Input:
# # #

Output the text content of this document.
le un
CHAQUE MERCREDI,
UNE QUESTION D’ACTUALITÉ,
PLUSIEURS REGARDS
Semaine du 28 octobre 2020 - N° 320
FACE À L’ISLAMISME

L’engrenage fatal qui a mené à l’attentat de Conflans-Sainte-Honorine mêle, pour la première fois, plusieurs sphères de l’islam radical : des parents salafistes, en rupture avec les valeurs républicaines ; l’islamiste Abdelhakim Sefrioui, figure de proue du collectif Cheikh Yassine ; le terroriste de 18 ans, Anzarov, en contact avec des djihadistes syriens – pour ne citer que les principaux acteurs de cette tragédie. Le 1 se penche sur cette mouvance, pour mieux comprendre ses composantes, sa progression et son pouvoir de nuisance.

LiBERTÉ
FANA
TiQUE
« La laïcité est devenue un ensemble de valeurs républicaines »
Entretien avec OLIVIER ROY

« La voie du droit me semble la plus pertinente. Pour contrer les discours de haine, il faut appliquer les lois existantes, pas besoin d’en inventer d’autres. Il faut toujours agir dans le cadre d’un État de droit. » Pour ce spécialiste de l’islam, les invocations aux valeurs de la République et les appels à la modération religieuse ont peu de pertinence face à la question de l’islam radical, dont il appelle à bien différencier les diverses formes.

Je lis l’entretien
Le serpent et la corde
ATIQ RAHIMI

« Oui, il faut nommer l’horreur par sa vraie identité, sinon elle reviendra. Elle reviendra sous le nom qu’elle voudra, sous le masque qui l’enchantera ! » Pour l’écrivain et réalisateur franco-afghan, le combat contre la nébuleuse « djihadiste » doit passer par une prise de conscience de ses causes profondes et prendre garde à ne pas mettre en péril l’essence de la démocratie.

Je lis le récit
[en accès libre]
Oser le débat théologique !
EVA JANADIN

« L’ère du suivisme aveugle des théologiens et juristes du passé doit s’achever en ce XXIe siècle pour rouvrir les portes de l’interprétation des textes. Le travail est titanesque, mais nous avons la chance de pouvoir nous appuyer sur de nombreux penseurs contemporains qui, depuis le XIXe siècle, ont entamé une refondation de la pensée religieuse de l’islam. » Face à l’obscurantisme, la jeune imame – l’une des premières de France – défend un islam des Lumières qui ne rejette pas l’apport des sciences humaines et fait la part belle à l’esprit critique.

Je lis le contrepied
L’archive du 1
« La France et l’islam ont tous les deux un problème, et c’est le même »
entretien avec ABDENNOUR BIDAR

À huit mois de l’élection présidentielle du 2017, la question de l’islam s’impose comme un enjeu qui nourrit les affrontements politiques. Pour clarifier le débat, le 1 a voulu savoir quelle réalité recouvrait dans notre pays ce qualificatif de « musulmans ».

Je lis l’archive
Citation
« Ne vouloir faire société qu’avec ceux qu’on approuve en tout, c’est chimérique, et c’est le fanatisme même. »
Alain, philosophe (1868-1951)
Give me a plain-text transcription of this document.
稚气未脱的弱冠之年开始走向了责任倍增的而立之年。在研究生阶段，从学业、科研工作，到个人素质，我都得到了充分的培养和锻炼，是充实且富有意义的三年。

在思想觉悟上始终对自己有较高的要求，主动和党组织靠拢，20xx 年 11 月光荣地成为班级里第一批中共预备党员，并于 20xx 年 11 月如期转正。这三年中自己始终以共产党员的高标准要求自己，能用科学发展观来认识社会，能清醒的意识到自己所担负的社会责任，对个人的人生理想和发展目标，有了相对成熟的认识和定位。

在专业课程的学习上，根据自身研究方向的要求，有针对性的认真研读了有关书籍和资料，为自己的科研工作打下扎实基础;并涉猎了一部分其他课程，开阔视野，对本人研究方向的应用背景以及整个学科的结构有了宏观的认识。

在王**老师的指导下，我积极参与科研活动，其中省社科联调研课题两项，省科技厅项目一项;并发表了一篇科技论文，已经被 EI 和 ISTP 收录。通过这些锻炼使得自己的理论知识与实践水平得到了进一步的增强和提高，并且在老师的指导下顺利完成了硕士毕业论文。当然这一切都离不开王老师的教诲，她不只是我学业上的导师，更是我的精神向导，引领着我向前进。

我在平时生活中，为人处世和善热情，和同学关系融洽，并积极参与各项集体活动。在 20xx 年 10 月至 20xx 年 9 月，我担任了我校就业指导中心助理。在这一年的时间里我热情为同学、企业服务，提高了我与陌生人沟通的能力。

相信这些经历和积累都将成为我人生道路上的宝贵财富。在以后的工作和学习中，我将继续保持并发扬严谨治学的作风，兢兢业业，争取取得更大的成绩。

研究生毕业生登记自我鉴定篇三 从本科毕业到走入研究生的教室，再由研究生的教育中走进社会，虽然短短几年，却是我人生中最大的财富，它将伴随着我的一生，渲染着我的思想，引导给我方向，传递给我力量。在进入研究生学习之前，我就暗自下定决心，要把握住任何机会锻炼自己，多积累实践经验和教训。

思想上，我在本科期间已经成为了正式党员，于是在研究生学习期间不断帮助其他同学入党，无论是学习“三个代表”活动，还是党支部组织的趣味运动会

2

# # #

Retype exactly the lines from the one containing "Give me a plain-text" through the last line of the records above, including both.

Give me a plain-text transcription of this document.
稚气未脱的弱冠之年开始走向了责任倍增的而立之年。在研究生阶段，从学业、科研工作，到个人素质，我都得到了充分的培养和锻炼，是充实且富有意义的三年。

在思想觉悟上始终对自己有较高的要求，主动和党组织靠拢，20xx 年 11 月光荣地成为班级里第一批中共预备党员，并于 20xx 年 11 月如期转正。这三年中自己始终以共产党员的高标准要求自己，能用科学发展观来认识社会，能清醒的意识到自己所担负的社会责任，对个人的人生理想和发展目标，有了相对成熟的认识和定位。

在专业课程的学习上，根据自身研究方向的要求，有针对性的认真研读了有关书籍和资料，为自己的科研工作打下扎实基础;并涉猎了一部分其他课程，开阔视野，对本人研究方向的应用背景以及整个学科的结构有了宏观的认识。

在王**老师的指导下，我积极参与科研活动，其中省社科联调研课题两项，省科技厅项目一项;并发表了一篇科技论文，已经被 EI 和 ISTP 收录。通过这些锻炼使得自己的理论知识与实践水平得到了进一步的增强和提高，并且在老师的指导下顺利完成了硕士毕业论文。当然这一切都离不开王老师的教诲，她不只是我学业上的导师，更是我的精神向导，引领着我向前进。

我在平时生活中，为人处世和善热情，和同学关系融洽，并积极参与各项集体活动。在 20xx 年 10 月至 20xx 年 9 月，我担任了我校就业指导中心助理。在这一年的时间里我热情为同学、企业服务，提高了我与陌生人沟通的能力。

相信这些经历和积累都将成为我人生道路上的宝贵财富。在以后的工作和学习中，我将继续保持并发扬严谨治学的作风，兢兢业业，争取取得更大的成绩。

研究生毕业生登记自我鉴定篇三 从本科毕业到走入研究生的教室，再由研究生的教育中走进社会，虽然短短几年，却是我人生中最大的财富，它将伴随着我的一生，渲染着我的思想，引导给我方向，传递给我力量。在进入研究生学习之前，我就暗自下定决心，要把握住任何机会锻炼自己，多积累实践经验和教训。

思想上，我在本科期间已经成为了正式党员，于是在研究生学习期间不断帮助其他同学入党，无论是学习“三个代表”活动，还是党支部组织的趣味运动会

2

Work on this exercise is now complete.